Material for this task start
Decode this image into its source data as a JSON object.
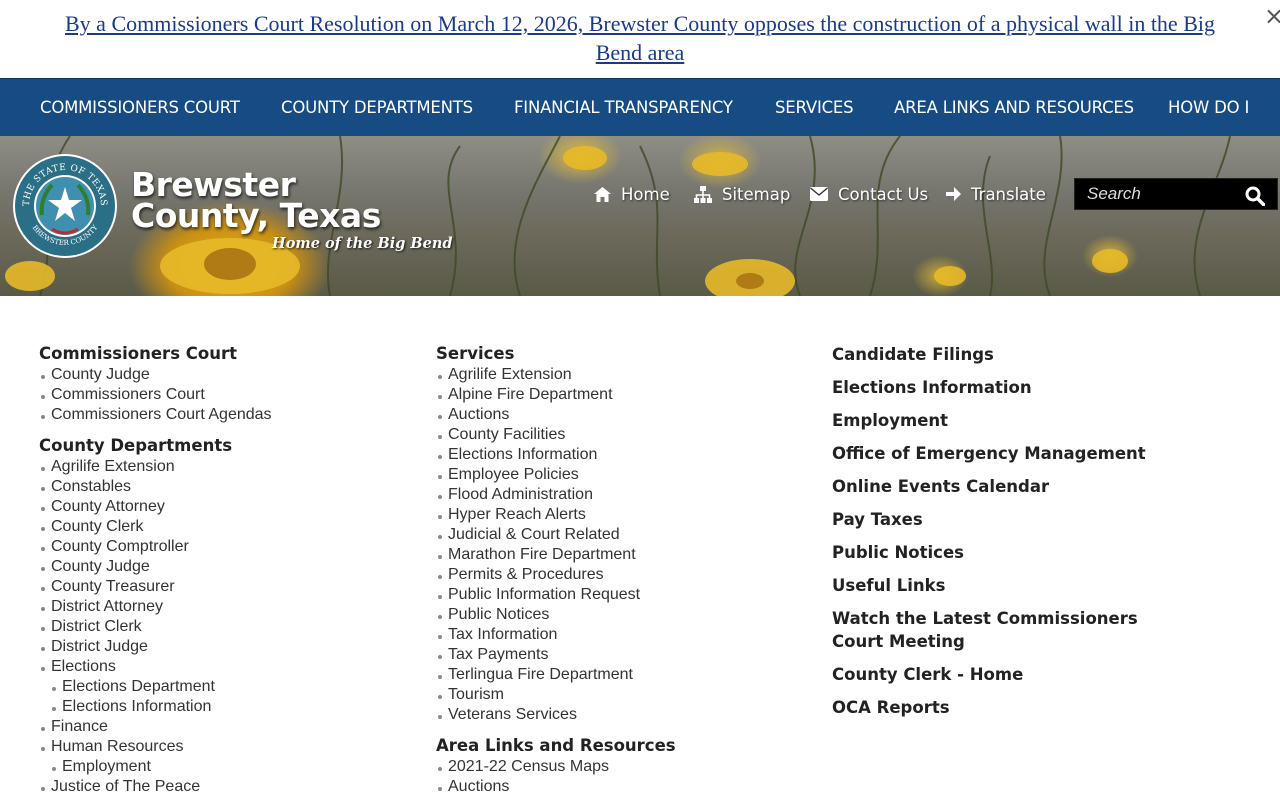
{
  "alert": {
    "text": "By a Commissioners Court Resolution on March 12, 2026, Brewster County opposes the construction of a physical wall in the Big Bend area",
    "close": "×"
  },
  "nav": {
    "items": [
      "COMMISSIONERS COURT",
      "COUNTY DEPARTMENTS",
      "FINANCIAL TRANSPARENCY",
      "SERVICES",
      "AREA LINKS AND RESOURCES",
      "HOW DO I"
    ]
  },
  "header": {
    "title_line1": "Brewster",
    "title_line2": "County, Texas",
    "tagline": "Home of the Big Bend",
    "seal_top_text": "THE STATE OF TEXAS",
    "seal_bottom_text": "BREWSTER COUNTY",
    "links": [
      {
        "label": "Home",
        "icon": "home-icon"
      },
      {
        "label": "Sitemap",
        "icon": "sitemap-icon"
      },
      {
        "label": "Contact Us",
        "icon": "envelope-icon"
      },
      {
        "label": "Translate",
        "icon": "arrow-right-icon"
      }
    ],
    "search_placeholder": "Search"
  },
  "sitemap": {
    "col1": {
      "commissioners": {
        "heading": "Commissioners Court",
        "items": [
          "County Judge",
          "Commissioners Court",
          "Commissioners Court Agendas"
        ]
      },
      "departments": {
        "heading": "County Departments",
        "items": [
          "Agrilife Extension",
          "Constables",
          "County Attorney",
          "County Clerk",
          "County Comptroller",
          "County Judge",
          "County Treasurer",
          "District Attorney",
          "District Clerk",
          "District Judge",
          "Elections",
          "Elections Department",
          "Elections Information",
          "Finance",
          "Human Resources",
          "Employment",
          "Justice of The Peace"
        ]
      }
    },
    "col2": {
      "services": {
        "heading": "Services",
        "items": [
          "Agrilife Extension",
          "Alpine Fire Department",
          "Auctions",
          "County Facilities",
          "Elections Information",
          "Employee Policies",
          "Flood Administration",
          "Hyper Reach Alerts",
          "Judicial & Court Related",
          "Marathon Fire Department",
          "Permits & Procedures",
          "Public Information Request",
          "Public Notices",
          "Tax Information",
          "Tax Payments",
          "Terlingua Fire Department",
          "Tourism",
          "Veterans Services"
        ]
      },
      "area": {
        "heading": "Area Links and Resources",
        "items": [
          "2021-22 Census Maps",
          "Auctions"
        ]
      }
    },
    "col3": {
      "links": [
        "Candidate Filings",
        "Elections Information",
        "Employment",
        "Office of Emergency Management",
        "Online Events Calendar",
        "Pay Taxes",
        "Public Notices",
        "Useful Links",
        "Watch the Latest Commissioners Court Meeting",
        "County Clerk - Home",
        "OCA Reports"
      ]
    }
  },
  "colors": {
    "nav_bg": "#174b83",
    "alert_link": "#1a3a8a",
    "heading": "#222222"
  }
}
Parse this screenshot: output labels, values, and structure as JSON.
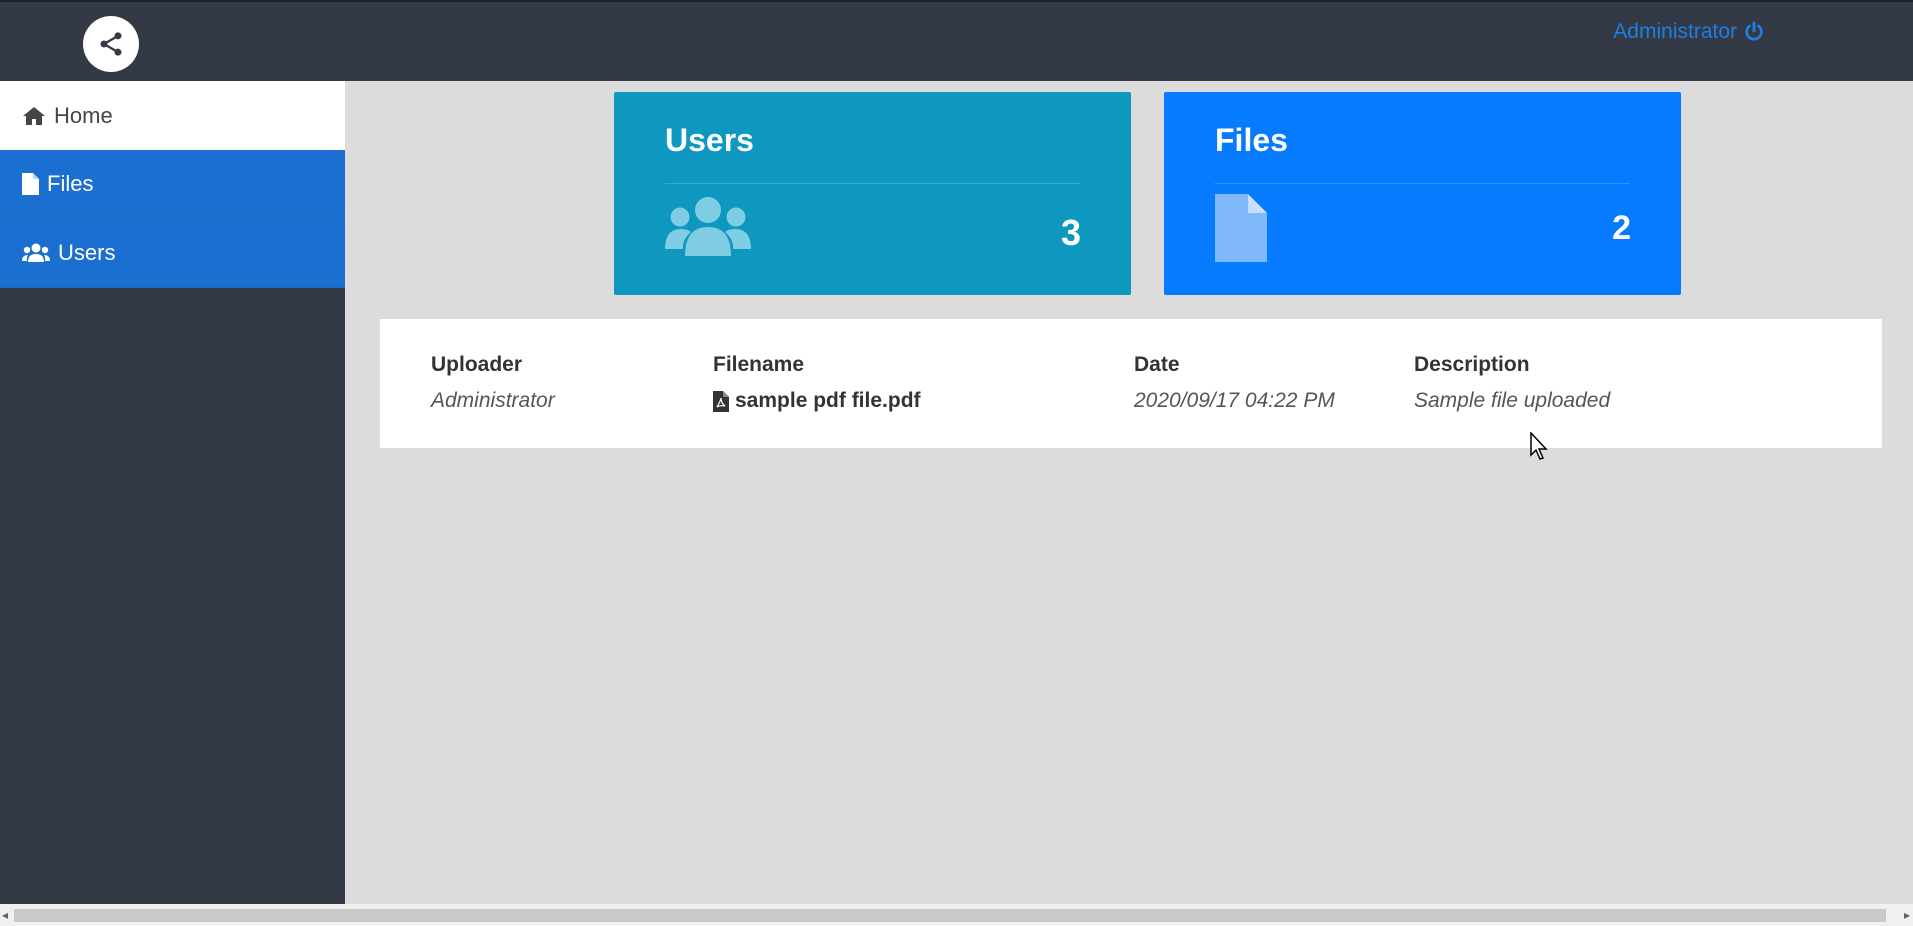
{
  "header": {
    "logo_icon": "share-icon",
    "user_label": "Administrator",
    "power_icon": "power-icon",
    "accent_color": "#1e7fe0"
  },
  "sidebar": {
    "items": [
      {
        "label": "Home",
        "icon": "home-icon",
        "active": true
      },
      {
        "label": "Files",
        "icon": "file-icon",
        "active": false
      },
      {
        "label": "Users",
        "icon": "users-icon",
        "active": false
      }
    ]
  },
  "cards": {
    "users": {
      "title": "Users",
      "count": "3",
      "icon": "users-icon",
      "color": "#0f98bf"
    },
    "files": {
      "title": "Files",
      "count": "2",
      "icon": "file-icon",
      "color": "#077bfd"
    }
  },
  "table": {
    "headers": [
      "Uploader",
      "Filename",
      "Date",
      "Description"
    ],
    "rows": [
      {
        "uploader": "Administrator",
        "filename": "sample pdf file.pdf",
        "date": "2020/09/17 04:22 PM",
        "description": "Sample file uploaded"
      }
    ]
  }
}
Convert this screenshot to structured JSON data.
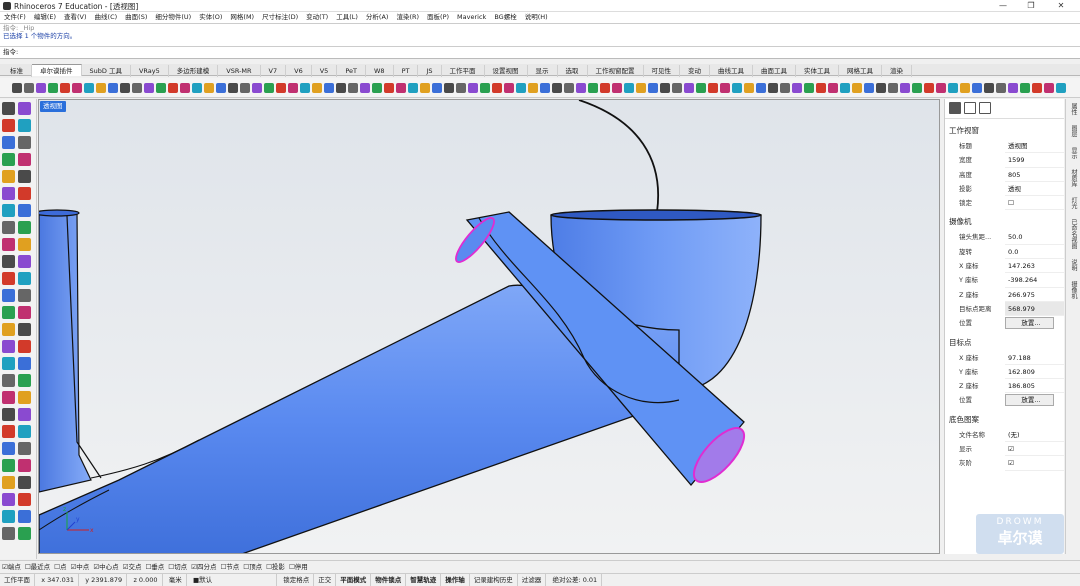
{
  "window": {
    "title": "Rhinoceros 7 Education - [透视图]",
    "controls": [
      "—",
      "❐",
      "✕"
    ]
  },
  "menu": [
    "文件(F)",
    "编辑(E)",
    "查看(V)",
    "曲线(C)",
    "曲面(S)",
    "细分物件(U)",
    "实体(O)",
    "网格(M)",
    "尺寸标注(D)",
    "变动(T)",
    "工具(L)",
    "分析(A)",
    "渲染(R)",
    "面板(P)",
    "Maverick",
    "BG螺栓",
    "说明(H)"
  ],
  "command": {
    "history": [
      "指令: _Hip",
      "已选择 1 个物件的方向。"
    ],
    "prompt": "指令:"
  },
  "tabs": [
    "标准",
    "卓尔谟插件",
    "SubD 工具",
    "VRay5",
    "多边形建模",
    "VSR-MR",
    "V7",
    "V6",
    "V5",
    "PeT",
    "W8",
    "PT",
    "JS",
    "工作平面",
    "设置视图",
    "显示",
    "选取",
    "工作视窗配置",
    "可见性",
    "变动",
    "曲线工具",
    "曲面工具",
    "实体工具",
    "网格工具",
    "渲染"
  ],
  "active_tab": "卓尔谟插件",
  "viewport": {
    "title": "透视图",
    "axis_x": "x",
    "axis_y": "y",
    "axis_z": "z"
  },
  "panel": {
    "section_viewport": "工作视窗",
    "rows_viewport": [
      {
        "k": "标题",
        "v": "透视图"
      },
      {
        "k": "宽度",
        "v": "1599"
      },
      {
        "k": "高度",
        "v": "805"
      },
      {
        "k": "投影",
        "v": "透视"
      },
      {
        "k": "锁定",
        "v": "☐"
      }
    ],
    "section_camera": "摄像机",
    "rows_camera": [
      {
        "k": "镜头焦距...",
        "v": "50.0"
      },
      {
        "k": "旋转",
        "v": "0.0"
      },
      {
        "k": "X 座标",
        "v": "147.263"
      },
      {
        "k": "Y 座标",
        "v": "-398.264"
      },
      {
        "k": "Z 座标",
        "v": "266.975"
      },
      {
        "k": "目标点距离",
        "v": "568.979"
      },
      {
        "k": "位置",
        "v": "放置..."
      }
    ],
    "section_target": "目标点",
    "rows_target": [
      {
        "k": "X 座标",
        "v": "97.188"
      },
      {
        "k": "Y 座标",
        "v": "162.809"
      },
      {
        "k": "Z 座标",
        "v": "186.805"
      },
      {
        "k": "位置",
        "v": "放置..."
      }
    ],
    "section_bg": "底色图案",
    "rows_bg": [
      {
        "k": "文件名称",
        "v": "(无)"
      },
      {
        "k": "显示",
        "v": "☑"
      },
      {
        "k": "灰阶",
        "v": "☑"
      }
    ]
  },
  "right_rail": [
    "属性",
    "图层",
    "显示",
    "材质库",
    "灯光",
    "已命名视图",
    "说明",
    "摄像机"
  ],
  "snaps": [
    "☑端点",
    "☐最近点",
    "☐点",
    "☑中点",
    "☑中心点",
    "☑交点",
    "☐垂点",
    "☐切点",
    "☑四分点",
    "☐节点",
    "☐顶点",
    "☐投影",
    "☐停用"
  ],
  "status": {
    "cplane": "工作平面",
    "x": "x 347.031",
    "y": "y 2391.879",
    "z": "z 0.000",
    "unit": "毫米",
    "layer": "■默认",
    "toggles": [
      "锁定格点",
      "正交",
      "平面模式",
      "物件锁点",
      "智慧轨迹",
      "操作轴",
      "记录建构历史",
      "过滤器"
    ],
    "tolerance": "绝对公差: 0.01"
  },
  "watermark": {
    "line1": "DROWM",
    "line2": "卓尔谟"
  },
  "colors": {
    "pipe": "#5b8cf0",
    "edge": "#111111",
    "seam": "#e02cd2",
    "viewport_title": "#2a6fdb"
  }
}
Material for this task end
The records above must be echoed exactly, minus their pictures.

- [Exercise answer]
Decode this image into its source data as a JSON object.
{
  "alert": {
    "text": "By a Commissioners Court Resolution on March 12, 2026, Brewster County opposes the construction of a physical wall in the Big Bend area",
    "close": "×"
  },
  "nav": {
    "items": [
      "COMMISSIONERS COURT",
      "COUNTY DEPARTMENTS",
      "FINANCIAL TRANSPARENCY",
      "SERVICES",
      "AREA LINKS AND RESOURCES",
      "HOW DO I"
    ]
  },
  "header": {
    "title_line1": "Brewster",
    "title_line2": "County, Texas",
    "tagline": "Home of the Big Bend",
    "seal_top_text": "THE STATE OF TEXAS",
    "seal_bottom_text": "BREWSTER COUNTY",
    "links": [
      {
        "label": "Home",
        "icon": "home-icon"
      },
      {
        "label": "Sitemap",
        "icon": "sitemap-icon"
      },
      {
        "label": "Contact Us",
        "icon": "envelope-icon"
      },
      {
        "label": "Translate",
        "icon": "arrow-right-icon"
      }
    ],
    "search_placeholder": "Search"
  },
  "sitemap": {
    "col1": {
      "commissioners": {
        "heading": "Commissioners Court",
        "items": [
          "County Judge",
          "Commissioners Court",
          "Commissioners Court Agendas"
        ]
      },
      "departments": {
        "heading": "County Departments",
        "items": [
          "Agrilife Extension",
          "Constables",
          "County Attorney",
          "County Clerk",
          "County Comptroller",
          "County Judge",
          "County Treasurer",
          "District Attorney",
          "District Clerk",
          "District Judge",
          "Elections",
          "Elections Department",
          "Elections Information",
          "Finance",
          "Human Resources",
          "Employment",
          "Justice of The Peace"
        ]
      }
    },
    "col2": {
      "services": {
        "heading": "Services",
        "items": [
          "Agrilife Extension",
          "Alpine Fire Department",
          "Auctions",
          "County Facilities",
          "Elections Information",
          "Employee Policies",
          "Flood Administration",
          "Hyper Reach Alerts",
          "Judicial & Court Related",
          "Marathon Fire Department",
          "Permits & Procedures",
          "Public Information Request",
          "Public Notices",
          "Tax Information",
          "Tax Payments",
          "Terlingua Fire Department",
          "Tourism",
          "Veterans Services"
        ]
      },
      "area": {
        "heading": "Area Links and Resources",
        "items": [
          "2021-22 Census Maps",
          "Auctions"
        ]
      }
    },
    "col3": {
      "links": [
        "Candidate Filings",
        "Elections Information",
        "Employment",
        "Office of Emergency Management",
        "Online Events Calendar",
        "Pay Taxes",
        "Public Notices",
        "Useful Links",
        "Watch the Latest Commissioners Court Meeting",
        "County Clerk - Home",
        "OCA Reports"
      ]
    }
  },
  "colors": {
    "nav_bg": "#174b83",
    "alert_link": "#1a3a8a",
    "heading": "#222222"
  }
}
Parse this screenshot: output labels, values, and structure as JSON.
{
  "header": {
    "logo_icon": "share-icon",
    "user_label": "Administrator",
    "power_icon": "power-icon",
    "accent_color": "#1e7fe0"
  },
  "sidebar": {
    "items": [
      {
        "label": "Home",
        "icon": "home-icon",
        "active": true
      },
      {
        "label": "Files",
        "icon": "file-icon",
        "active": false
      },
      {
        "label": "Users",
        "icon": "users-icon",
        "active": false
      }
    ]
  },
  "cards": {
    "users": {
      "title": "Users",
      "count": "3",
      "icon": "users-icon",
      "color": "#0f98bf"
    },
    "files": {
      "title": "Files",
      "count": "2",
      "icon": "file-icon",
      "color": "#077bfd"
    }
  },
  "table": {
    "headers": [
      "Uploader",
      "Filename",
      "Date",
      "Description"
    ],
    "rows": [
      {
        "uploader": "Administrator",
        "filename": "sample pdf file.pdf",
        "date": "2020/09/17 04:22 PM",
        "description": "Sample file uploaded"
      }
    ]
  }
}
Convert this screenshot to structured JSON data.
{
  "window": {
    "title": "Rhinoceros 7 Education - [透视图]",
    "controls": [
      "—",
      "❐",
      "✕"
    ]
  },
  "menu": [
    "文件(F)",
    "编辑(E)",
    "查看(V)",
    "曲线(C)",
    "曲面(S)",
    "细分物件(U)",
    "实体(O)",
    "网格(M)",
    "尺寸标注(D)",
    "变动(T)",
    "工具(L)",
    "分析(A)",
    "渲染(R)",
    "面板(P)",
    "Maverick",
    "BG螺栓",
    "说明(H)"
  ],
  "command": {
    "history": [
      "指令: _Hip",
      "已选择 1 个物件的方向。"
    ],
    "prompt": "指令:"
  },
  "tabs": [
    "标准",
    "卓尔谟插件",
    "SubD 工具",
    "VRay5",
    "多边形建模",
    "VSR-MR",
    "V7",
    "V6",
    "V5",
    "PeT",
    "W8",
    "PT",
    "JS",
    "工作平面",
    "设置视图",
    "显示",
    "选取",
    "工作视窗配置",
    "可见性",
    "变动",
    "曲线工具",
    "曲面工具",
    "实体工具",
    "网格工具",
    "渲染"
  ],
  "active_tab": "卓尔谟插件",
  "viewport": {
    "title": "透视图",
    "axis_x": "x",
    "axis_y": "y",
    "axis_z": "z"
  },
  "panel": {
    "section_viewport": "工作视窗",
    "rows_viewport": [
      {
        "k": "标题",
        "v": "透视图"
      },
      {
        "k": "宽度",
        "v": "1599"
      },
      {
        "k": "高度",
        "v": "805"
      },
      {
        "k": "投影",
        "v": "透视"
      },
      {
        "k": "锁定",
        "v": "☐"
      }
    ],
    "section_camera": "摄像机",
    "rows_camera": [
      {
        "k": "镜头焦距...",
        "v": "50.0"
      },
      {
        "k": "旋转",
        "v": "0.0"
      },
      {
        "k": "X 座标",
        "v": "147.263"
      },
      {
        "k": "Y 座标",
        "v": "-398.264"
      },
      {
        "k": "Z 座标",
        "v": "266.975"
      },
      {
        "k": "目标点距离",
        "v": "568.979"
      },
      {
        "k": "位置",
        "v": "放置..."
      }
    ],
    "section_target": "目标点",
    "rows_target": [
      {
        "k": "X 座标",
        "v": "97.188"
      },
      {
        "k": "Y 座标",
        "v": "162.809"
      },
      {
        "k": "Z 座标",
        "v": "186.805"
      },
      {
        "k": "位置",
        "v": "放置..."
      }
    ],
    "section_bg": "底色图案",
    "rows_bg": [
      {
        "k": "文件名称",
        "v": "(无)"
      },
      {
        "k": "显示",
        "v": "☑"
      },
      {
        "k": "灰阶",
        "v": "☑"
      }
    ]
  },
  "right_rail": [
    "属性",
    "图层",
    "显示",
    "材质库",
    "灯光",
    "已命名视图",
    "说明",
    "摄像机"
  ],
  "snaps": [
    "☑端点",
    "☐最近点",
    "☐点",
    "☑中点",
    "☑中心点",
    "☑交点",
    "☐垂点",
    "☐切点",
    "☑四分点",
    "☐节点",
    "☐顶点",
    "☐投影",
    "☐停用"
  ],
  "status": {
    "cplane": "工作平面",
    "x": "x 347.031",
    "y": "y 2391.879",
    "z": "z 0.000",
    "unit": "毫米",
    "layer": "■默认",
    "toggles": [
      "锁定格点",
      "正交",
      "平面模式",
      "物件锁点",
      "智慧轨迹",
      "操作轴",
      "记录建构历史",
      "过滤器"
    ],
    "tolerance": "绝对公差: 0.01"
  },
  "watermark": {
    "line1": "DROWM",
    "line2": "卓尔谟"
  },
  "colors": {
    "pipe": "#5b8cf0",
    "edge": "#111111",
    "seam": "#e02cd2",
    "viewport_title": "#2a6fdb"
  }
}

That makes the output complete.